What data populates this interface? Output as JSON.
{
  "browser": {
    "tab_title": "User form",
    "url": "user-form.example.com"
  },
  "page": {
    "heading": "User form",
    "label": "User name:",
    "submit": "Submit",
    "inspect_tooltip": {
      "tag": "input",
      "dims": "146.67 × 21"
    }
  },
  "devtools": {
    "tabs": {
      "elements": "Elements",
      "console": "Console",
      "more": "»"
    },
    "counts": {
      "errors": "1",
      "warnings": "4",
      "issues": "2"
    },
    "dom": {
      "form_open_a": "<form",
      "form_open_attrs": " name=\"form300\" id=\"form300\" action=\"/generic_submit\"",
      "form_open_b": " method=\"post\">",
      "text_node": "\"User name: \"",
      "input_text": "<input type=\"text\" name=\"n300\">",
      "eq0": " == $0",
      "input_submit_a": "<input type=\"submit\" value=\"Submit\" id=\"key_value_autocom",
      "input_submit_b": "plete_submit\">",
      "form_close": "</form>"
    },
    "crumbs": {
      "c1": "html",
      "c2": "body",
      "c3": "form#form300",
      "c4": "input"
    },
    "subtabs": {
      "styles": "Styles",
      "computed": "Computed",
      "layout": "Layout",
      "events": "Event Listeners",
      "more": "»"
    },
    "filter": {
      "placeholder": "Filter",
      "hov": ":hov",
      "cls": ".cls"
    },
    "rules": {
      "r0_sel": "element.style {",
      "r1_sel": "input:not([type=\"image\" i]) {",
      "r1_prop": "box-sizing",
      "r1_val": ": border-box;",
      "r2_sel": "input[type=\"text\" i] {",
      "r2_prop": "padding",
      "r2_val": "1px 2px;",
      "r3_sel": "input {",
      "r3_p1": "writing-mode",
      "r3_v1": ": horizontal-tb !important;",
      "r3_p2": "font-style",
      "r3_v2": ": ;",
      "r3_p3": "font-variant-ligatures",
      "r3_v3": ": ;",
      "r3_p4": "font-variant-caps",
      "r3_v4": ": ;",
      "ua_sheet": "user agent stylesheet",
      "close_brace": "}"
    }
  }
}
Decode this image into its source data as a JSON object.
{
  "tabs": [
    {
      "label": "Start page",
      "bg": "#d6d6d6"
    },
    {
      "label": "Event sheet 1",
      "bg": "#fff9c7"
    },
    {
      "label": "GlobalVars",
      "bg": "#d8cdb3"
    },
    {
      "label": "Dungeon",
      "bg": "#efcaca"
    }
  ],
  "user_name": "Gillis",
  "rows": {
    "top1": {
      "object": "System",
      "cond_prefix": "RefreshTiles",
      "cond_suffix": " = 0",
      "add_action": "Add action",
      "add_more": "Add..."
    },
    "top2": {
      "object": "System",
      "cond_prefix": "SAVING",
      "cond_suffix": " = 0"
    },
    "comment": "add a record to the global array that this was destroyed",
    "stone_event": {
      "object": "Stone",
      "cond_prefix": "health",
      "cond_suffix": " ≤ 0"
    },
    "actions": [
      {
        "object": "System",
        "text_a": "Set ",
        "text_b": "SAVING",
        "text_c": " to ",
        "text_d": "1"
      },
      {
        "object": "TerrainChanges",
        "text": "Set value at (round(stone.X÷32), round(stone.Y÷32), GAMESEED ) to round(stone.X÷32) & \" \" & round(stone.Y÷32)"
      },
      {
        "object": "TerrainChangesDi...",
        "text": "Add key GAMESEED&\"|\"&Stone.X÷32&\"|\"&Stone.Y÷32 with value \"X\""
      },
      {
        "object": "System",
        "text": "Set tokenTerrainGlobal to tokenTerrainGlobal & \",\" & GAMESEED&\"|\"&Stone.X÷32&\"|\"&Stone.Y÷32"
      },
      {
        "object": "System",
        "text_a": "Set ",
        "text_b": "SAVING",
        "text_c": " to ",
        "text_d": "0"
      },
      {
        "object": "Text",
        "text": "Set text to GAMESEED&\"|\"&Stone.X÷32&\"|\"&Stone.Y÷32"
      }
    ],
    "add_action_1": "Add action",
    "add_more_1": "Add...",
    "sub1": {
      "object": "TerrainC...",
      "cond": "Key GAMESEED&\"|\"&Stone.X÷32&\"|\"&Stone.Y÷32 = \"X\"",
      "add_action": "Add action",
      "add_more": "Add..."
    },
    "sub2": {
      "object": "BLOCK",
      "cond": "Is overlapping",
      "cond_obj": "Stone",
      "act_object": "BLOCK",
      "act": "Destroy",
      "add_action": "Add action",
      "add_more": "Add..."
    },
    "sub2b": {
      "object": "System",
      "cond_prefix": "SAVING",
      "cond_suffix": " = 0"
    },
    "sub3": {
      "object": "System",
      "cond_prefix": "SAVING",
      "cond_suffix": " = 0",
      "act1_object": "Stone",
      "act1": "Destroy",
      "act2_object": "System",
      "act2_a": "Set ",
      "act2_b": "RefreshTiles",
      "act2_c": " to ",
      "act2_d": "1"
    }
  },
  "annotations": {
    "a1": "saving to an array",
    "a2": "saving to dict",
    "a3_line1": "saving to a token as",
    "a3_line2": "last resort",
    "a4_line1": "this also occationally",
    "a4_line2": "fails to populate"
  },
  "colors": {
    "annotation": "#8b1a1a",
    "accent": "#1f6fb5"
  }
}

--------

**DIRECTION:**
Your task is to return the full listing exactly as it was given.

**EXERCISE ANSWER:**
What data populates this interface? Output as JSON.
{
  "browser": {
    "tab_title": "User form",
    "url": "user-form.example.com"
  },
  "page": {
    "heading": "User form",
    "label": "User name:",
    "submit": "Submit",
    "inspect_tooltip": {
      "tag": "input",
      "dims": "146.67 × 21"
    }
  },
  "devtools": {
    "tabs": {
      "elements": "Elements",
      "console": "Console",
      "more": "»"
    },
    "counts": {
      "errors": "1",
      "warnings": "4",
      "issues": "2"
    },
    "dom": {
      "form_open_a": "<form",
      "form_open_attrs": " name=\"form300\" id=\"form300\" action=\"/generic_submit\"",
      "form_open_b": " method=\"post\">",
      "text_node": "\"User name: \"",
      "input_text": "<input type=\"text\" name=\"n300\">",
      "eq0": " == $0",
      "input_submit_a": "<input type=\"submit\" value=\"Submit\" id=\"key_value_autocom",
      "input_submit_b": "plete_submit\">",
      "form_close": "</form>"
    },
    "crumbs": {
      "c1": "html",
      "c2": "body",
      "c3": "form#form300",
      "c4": "input"
    },
    "subtabs": {
      "styles": "Styles",
      "computed": "Computed",
      "layout": "Layout",
      "events": "Event Listeners",
      "more": "»"
    },
    "filter": {
      "placeholder": "Filter",
      "hov": ":hov",
      "cls": ".cls"
    },
    "rules": {
      "r0_sel": "element.style {",
      "r1_sel": "input:not([type=\"image\" i]) {",
      "r1_prop": "box-sizing",
      "r1_val": ": border-box;",
      "r2_sel": "input[type=\"text\" i] {",
      "r2_prop": "padding",
      "r2_val": "1px 2px;",
      "r3_sel": "input {",
      "r3_p1": "writing-mode",
      "r3_v1": ": horizontal-tb !important;",
      "r3_p2": "font-style",
      "r3_v2": ": ;",
      "r3_p3": "font-variant-ligatures",
      "r3_v3": ": ;",
      "r3_p4": "font-variant-caps",
      "r3_v4": ": ;",
      "ua_sheet": "user agent stylesheet",
      "close_brace": "}"
    }
  }
}
Decode this image into its source data as a JSON object.
{
  "tabs": [
    {
      "label": "Start page",
      "bg": "#d6d6d6"
    },
    {
      "label": "Event sheet 1",
      "bg": "#fff9c7"
    },
    {
      "label": "GlobalVars",
      "bg": "#d8cdb3"
    },
    {
      "label": "Dungeon",
      "bg": "#efcaca"
    }
  ],
  "user_name": "Gillis",
  "rows": {
    "top1": {
      "object": "System",
      "cond_prefix": "RefreshTiles",
      "cond_suffix": " = 0",
      "add_action": "Add action",
      "add_more": "Add..."
    },
    "top2": {
      "object": "System",
      "cond_prefix": "SAVING",
      "cond_suffix": " = 0"
    },
    "comment": "add a record to the global array that this was destroyed",
    "stone_event": {
      "object": "Stone",
      "cond_prefix": "health",
      "cond_suffix": " ≤ 0"
    },
    "actions": [
      {
        "object": "System",
        "text_a": "Set ",
        "text_b": "SAVING",
        "text_c": " to ",
        "text_d": "1"
      },
      {
        "object": "TerrainChanges",
        "text": "Set value at (round(stone.X÷32), round(stone.Y÷32), GAMESEED ) to round(stone.X÷32) & \" \" & round(stone.Y÷32)"
      },
      {
        "object": "TerrainChangesDi...",
        "text": "Add key GAMESEED&\"|\"&Stone.X÷32&\"|\"&Stone.Y÷32 with value \"X\""
      },
      {
        "object": "System",
        "text": "Set tokenTerrainGlobal to tokenTerrainGlobal & \",\" & GAMESEED&\"|\"&Stone.X÷32&\"|\"&Stone.Y÷32"
      },
      {
        "object": "System",
        "text_a": "Set ",
        "text_b": "SAVING",
        "text_c": " to ",
        "text_d": "0"
      },
      {
        "object": "Text",
        "text": "Set text to GAMESEED&\"|\"&Stone.X÷32&\"|\"&Stone.Y÷32"
      }
    ],
    "add_action_1": "Add action",
    "add_more_1": "Add...",
    "sub1": {
      "object": "TerrainC...",
      "cond": "Key GAMESEED&\"|\"&Stone.X÷32&\"|\"&Stone.Y÷32 = \"X\"",
      "add_action": "Add action",
      "add_more": "Add..."
    },
    "sub2": {
      "object": "BLOCK",
      "cond": "Is overlapping",
      "cond_obj": "Stone",
      "act_object": "BLOCK",
      "act": "Destroy",
      "add_action": "Add action",
      "add_more": "Add..."
    },
    "sub2b": {
      "object": "System",
      "cond_prefix": "SAVING",
      "cond_suffix": " = 0"
    },
    "sub3": {
      "object": "System",
      "cond_prefix": "SAVING",
      "cond_suffix": " = 0",
      "act1_object": "Stone",
      "act1": "Destroy",
      "act2_object": "System",
      "act2_a": "Set ",
      "act2_b": "RefreshTiles",
      "act2_c": " to ",
      "act2_d": "1"
    }
  },
  "annotations": {
    "a1": "saving to an array",
    "a2": "saving to dict",
    "a3_line1": "saving to a token as",
    "a3_line2": "last resort",
    "a4_line1": "this also occationally",
    "a4_line2": "fails to populate"
  },
  "colors": {
    "annotation": "#8b1a1a",
    "accent": "#1f6fb5"
  }
}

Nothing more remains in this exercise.